Type out the records that follow, exactly as given.

**Data excerpts**
________
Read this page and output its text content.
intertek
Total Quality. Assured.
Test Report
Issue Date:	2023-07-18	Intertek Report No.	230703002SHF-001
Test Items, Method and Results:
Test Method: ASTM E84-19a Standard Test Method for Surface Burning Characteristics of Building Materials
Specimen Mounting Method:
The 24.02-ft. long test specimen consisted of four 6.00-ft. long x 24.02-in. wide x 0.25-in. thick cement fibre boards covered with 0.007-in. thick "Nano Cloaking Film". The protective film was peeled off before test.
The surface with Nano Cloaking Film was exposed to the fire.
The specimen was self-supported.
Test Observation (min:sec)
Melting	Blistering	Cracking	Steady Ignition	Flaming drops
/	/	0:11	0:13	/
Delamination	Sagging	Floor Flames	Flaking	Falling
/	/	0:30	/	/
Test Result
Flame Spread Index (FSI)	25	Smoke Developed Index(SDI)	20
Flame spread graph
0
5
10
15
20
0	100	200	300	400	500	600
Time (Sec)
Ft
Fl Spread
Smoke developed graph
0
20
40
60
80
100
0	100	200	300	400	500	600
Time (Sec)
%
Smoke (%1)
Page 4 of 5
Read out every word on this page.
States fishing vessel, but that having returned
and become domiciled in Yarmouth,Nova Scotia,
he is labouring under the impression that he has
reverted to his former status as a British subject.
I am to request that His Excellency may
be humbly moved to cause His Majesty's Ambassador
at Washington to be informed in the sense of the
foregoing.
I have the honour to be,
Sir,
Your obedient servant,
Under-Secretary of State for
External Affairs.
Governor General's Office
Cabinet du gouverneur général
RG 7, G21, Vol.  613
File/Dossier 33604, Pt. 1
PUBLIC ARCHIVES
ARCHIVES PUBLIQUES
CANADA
________
**Solution to this exercise**
Read this page and output its text content.
intertek
Total Quality. Assured.
Test Report
Issue Date:	2023-07-18	Intertek Report No.	230703002SHF-001
Test Items, Method and Results:
Test Method: ASTM E84-19a Standard Test Method for Surface Burning Characteristics of Building Materials
Specimen Mounting Method:
The 24.02-ft. long test specimen consisted of four 6.00-ft. long x 24.02-in. wide x 0.25-in. thick cement fibre boards covered with 0.007-in. thick "Nano Cloaking Film". The protective film was peeled off before test.
The surface with Nano Cloaking Film was exposed to the fire.
The specimen was self-supported.
Test Observation (min:sec)
Melting	Blistering	Cracking	Steady Ignition	Flaming drops
/	/	0:11	0:13	/
Delamination	Sagging	Floor Flames	Flaking	Falling
/	/	0:30	/	/
Test Result
Flame Spread Index (FSI)	25	Smoke Developed Index(SDI)	20
Flame spread graph
0
5
10
15
20
0	100	200	300	400	500	600
Time (Sec)
Ft
Fl Spread
Smoke developed graph
0
20
40
60
80
100
0	100	200	300	400	500	600
Time (Sec)
%
Smoke (%1)
Page 4 of 5
Read out every word on this page.
States fishing vessel, but that having returned
and become domiciled in Yarmouth,Nova Scotia,
he is labouring under the impression that he has
reverted to his former status as a British subject.
I am to request that His Excellency may
be humbly moved to cause His Majesty's Ambassador
at Washington to be informed in the sense of the
foregoing.
I have the honour to be,
Sir,
Your obedient servant,
Under-Secretary of State for
External Affairs.
Governor General's Office
Cabinet du gouverneur général
RG 7, G21, Vol.  613
File/Dossier 33604, Pt. 1
PUBLIC ARCHIVES
ARCHIVES PUBLIQUES
CANADA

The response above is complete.